Instruction =>
Return the number of lines that include the string "this", without any other text.

— BEGIN Data rows —

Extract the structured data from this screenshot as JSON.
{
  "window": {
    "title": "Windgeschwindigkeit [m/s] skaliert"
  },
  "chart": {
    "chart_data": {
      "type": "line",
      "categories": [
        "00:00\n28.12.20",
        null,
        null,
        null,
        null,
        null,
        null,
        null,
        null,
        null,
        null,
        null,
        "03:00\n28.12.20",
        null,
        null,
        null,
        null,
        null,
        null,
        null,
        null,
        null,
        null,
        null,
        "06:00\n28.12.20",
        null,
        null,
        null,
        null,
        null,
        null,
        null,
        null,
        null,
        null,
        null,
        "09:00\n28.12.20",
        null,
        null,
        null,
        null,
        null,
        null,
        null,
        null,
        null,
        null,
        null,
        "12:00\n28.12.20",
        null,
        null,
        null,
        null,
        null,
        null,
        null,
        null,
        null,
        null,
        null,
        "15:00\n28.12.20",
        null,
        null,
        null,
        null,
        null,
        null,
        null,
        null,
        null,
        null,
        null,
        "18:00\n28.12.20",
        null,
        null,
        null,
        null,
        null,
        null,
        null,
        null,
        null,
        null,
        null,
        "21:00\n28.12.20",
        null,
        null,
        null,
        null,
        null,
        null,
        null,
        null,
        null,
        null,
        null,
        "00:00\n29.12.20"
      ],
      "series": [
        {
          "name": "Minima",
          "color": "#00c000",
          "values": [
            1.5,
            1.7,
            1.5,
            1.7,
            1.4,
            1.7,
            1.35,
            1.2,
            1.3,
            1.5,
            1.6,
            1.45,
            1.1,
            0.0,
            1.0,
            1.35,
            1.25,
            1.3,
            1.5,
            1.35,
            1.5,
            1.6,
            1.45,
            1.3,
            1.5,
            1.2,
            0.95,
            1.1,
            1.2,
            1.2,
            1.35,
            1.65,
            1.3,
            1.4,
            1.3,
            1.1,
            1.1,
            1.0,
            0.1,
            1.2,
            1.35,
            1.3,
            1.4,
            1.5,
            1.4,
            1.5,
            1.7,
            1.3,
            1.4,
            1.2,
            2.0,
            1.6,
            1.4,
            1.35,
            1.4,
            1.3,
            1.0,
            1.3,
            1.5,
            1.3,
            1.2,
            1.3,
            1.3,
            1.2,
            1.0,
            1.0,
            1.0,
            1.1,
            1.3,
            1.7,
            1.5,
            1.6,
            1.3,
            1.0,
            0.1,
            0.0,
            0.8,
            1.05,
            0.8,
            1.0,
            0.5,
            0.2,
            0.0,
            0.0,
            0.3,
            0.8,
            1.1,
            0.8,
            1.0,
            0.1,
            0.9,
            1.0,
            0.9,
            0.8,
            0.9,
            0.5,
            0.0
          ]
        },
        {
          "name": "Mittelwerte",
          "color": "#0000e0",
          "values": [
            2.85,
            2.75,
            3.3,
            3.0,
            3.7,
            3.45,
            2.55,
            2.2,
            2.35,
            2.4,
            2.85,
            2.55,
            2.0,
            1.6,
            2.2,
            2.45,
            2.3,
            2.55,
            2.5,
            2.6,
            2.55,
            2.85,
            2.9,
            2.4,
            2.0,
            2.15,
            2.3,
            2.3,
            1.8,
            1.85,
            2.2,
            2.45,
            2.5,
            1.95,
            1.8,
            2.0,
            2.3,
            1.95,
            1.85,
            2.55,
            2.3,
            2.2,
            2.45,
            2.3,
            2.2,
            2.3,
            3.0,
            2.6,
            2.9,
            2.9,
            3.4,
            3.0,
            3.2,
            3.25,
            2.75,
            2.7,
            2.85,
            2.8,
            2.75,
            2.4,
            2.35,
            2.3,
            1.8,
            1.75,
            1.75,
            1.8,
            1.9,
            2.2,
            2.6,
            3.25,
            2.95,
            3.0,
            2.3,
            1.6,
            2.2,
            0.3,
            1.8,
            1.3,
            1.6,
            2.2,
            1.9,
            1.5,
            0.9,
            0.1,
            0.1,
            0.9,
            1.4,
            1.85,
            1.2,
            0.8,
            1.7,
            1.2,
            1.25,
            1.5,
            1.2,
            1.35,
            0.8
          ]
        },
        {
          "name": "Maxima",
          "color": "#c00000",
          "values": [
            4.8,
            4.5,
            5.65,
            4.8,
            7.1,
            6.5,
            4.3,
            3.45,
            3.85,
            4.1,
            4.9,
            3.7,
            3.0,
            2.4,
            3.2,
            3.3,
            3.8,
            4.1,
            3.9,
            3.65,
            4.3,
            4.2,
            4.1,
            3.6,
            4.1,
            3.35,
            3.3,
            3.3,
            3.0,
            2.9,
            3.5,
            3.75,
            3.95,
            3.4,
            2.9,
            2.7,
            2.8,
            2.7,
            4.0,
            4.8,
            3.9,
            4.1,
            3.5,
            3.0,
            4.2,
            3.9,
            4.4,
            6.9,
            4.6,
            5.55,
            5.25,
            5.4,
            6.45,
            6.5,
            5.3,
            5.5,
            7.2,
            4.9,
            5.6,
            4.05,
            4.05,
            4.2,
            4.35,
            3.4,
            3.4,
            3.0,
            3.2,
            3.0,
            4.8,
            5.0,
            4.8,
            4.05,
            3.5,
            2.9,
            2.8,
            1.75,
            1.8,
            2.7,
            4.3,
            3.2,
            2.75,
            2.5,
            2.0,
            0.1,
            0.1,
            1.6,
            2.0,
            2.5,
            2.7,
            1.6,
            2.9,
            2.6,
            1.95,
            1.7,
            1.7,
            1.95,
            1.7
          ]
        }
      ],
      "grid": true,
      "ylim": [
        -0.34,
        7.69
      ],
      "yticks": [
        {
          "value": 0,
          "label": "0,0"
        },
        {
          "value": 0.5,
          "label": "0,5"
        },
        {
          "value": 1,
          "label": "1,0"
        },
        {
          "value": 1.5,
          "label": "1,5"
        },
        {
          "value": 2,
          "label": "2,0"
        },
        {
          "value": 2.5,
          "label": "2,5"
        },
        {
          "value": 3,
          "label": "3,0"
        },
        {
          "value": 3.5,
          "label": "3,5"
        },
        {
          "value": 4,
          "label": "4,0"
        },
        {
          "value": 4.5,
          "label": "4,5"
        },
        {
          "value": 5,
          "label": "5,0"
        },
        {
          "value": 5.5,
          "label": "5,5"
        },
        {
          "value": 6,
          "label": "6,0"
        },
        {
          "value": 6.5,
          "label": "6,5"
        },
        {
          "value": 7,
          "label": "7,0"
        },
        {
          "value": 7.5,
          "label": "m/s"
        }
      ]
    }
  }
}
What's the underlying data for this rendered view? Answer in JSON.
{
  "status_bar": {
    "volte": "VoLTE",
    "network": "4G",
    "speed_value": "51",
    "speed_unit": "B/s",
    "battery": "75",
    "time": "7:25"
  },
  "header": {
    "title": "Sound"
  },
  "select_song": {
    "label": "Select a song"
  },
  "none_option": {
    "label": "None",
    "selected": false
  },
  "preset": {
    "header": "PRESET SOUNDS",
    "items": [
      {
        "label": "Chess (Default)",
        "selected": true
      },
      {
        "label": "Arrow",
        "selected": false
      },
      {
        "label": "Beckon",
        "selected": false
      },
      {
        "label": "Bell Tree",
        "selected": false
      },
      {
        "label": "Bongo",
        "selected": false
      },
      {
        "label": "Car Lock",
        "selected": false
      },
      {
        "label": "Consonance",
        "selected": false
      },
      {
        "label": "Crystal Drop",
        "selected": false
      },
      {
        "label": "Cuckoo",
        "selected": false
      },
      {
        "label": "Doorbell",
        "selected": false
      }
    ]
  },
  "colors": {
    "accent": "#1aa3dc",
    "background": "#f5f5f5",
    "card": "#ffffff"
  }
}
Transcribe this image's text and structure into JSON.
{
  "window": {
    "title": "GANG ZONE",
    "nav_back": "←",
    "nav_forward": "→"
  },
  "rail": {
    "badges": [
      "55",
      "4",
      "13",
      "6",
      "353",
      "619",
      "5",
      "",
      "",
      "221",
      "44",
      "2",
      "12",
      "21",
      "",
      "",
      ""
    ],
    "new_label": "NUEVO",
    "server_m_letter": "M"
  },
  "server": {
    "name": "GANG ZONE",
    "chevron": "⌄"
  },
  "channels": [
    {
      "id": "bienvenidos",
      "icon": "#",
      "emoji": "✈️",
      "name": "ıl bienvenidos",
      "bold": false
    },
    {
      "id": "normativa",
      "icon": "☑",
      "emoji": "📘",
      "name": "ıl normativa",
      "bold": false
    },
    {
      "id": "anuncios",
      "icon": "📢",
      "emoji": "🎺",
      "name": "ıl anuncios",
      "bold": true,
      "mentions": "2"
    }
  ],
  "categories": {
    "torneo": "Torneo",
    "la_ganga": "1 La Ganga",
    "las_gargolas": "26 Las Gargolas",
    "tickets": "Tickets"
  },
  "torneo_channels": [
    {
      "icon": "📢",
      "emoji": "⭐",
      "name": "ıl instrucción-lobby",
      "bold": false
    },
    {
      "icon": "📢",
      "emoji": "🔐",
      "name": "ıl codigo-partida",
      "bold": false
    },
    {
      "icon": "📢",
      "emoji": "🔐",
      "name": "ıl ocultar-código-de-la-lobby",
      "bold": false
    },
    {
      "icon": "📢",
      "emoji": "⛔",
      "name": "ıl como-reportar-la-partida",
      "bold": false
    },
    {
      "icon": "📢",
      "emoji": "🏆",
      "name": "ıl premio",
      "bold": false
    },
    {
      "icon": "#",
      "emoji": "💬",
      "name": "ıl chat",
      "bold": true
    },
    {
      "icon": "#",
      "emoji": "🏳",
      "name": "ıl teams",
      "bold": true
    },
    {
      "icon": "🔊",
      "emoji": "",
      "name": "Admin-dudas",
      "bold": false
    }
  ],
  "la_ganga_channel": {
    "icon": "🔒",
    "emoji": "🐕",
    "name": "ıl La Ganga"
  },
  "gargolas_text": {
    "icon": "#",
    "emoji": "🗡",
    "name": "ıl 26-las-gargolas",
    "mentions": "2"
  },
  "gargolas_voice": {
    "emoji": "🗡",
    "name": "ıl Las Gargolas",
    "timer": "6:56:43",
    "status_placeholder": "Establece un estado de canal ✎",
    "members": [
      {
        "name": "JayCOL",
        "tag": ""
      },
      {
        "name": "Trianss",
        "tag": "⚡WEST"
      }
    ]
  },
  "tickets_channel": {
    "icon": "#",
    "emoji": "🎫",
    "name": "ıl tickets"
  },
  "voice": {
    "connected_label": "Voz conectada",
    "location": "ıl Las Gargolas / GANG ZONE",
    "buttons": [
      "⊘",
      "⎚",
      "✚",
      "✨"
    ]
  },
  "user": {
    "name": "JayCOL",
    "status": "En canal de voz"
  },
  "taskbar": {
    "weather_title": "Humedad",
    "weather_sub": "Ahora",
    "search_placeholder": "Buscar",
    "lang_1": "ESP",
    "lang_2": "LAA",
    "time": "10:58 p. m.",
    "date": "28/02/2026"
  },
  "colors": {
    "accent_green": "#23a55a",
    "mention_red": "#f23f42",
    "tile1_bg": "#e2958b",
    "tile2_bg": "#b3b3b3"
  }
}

— END Data rows —

Problem solution =>
3